Find each line in the following listing that has the string "Studiorum", then state the count and nothing else.

[Recorded data]
+++

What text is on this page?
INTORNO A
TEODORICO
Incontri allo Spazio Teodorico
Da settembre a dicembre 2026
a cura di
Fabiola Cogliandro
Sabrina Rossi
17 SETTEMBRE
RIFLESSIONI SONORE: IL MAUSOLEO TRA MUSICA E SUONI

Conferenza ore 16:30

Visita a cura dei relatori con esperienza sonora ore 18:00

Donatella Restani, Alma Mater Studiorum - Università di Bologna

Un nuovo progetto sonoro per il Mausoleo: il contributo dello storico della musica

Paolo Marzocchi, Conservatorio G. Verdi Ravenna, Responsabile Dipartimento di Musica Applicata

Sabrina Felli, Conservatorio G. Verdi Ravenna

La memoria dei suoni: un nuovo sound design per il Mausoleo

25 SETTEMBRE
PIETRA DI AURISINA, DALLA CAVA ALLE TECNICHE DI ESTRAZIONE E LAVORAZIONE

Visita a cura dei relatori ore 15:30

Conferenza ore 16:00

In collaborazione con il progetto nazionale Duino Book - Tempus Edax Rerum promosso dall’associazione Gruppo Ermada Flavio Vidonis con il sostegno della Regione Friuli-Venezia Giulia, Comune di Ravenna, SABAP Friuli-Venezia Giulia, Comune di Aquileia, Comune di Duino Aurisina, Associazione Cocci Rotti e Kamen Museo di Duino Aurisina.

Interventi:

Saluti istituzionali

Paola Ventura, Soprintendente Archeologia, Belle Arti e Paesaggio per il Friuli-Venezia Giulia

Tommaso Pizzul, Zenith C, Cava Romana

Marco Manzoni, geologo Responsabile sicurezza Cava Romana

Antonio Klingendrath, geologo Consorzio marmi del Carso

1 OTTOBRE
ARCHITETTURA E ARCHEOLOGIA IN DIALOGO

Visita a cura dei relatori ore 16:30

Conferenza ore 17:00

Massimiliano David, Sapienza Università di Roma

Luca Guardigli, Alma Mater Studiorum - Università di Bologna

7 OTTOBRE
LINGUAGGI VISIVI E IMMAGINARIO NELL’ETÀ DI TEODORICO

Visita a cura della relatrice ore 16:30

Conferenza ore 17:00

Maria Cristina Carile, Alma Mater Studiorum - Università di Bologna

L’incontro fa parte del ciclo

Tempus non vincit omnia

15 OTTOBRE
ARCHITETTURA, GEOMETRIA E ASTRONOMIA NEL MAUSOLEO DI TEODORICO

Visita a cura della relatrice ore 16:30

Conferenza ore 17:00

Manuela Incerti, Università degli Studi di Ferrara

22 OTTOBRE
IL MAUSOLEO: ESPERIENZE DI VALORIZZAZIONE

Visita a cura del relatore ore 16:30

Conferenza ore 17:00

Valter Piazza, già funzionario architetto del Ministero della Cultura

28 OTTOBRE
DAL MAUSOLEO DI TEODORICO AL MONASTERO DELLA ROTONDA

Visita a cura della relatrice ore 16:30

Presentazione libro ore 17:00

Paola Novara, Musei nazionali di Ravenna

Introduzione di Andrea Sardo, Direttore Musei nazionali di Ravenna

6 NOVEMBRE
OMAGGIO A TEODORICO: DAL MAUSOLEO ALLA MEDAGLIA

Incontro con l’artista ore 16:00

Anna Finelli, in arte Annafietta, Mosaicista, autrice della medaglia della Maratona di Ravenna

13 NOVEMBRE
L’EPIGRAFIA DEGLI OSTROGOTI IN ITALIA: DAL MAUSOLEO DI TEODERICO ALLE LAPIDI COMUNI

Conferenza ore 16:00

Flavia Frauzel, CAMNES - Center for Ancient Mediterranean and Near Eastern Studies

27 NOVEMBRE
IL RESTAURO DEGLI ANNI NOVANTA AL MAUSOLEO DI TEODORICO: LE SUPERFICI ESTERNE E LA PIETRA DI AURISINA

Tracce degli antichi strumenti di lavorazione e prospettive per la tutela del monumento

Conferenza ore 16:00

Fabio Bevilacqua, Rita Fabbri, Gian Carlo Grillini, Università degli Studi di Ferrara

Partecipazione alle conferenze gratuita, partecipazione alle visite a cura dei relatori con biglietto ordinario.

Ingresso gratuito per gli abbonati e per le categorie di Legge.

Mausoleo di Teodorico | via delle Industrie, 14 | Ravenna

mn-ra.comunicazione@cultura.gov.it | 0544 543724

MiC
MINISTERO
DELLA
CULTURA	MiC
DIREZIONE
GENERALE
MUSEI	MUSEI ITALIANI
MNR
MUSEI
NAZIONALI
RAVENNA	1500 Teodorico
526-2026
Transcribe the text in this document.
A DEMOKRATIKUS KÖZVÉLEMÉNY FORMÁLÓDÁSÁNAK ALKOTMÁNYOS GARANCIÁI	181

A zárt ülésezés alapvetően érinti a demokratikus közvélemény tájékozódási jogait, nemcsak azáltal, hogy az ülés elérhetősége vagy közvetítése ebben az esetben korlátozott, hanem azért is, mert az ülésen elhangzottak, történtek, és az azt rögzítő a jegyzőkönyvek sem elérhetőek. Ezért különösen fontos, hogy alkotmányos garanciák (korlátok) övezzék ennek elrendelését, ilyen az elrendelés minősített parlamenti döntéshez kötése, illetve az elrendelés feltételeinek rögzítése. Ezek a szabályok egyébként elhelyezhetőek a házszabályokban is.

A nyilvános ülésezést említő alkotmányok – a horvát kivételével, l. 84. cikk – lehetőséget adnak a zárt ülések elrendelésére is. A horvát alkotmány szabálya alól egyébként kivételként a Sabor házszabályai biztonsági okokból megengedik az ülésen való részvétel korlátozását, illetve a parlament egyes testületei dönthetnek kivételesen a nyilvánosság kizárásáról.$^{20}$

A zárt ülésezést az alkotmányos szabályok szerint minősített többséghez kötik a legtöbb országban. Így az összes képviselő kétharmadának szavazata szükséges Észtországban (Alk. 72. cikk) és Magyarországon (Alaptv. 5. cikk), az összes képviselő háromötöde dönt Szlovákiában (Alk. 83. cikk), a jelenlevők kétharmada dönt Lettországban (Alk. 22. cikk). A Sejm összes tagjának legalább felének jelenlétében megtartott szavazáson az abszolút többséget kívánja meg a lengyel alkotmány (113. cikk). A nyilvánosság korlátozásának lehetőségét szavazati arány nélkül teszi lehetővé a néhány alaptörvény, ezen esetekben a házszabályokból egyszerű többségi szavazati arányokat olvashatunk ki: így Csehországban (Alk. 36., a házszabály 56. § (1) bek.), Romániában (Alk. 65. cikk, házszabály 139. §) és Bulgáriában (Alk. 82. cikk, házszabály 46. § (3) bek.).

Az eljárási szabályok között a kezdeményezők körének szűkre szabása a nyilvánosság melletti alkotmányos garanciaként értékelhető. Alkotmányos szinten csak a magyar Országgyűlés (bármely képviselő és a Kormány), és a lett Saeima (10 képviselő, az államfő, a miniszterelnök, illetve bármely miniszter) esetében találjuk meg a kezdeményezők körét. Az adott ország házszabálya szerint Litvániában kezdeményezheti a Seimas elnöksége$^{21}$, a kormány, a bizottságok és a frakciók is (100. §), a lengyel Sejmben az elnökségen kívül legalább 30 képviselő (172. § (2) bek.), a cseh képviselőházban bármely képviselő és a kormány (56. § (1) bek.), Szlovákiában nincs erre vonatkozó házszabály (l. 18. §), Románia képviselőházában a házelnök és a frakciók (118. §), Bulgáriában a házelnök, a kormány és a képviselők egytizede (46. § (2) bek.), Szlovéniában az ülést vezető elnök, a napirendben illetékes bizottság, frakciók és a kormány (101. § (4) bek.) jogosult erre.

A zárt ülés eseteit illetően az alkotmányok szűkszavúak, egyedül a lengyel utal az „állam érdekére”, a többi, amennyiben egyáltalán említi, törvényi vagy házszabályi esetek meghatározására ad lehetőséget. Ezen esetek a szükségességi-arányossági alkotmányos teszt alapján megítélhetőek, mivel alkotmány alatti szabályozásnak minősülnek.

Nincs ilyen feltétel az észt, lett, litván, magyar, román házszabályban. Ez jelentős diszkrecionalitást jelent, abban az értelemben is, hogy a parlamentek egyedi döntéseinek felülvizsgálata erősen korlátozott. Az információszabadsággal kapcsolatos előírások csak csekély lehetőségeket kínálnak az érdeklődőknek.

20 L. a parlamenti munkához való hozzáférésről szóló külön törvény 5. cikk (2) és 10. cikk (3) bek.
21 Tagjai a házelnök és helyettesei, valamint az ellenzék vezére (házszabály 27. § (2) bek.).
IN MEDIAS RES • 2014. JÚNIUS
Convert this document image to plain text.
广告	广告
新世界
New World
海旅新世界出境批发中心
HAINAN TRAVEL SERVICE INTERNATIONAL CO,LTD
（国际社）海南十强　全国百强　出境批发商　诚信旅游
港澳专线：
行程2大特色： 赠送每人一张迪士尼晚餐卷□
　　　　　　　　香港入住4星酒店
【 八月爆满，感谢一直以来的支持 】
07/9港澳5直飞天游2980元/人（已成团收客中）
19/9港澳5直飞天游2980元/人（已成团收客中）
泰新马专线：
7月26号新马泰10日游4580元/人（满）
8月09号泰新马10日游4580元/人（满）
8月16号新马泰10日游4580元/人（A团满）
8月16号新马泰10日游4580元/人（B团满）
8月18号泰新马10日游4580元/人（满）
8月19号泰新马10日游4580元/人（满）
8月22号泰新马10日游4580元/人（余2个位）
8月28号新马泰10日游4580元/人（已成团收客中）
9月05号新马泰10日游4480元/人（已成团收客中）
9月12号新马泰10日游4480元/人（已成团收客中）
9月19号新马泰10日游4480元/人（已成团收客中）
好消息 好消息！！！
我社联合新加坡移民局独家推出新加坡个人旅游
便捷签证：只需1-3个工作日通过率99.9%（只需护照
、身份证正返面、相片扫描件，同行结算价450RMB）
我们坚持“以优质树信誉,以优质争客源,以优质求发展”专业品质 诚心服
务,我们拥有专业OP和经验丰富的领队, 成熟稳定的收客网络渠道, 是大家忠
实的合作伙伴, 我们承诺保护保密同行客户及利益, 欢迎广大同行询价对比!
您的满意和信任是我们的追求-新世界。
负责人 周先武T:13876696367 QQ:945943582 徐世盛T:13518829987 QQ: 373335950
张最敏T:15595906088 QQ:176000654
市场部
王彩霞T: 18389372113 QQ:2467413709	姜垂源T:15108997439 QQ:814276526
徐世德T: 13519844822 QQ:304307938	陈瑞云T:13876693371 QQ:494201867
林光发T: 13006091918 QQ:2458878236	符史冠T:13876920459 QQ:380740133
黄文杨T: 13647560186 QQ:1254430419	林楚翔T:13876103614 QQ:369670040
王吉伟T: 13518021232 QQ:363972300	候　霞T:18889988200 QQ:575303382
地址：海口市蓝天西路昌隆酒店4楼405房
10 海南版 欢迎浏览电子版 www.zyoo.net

+++

• _COMPLETE RESPONSE_: 3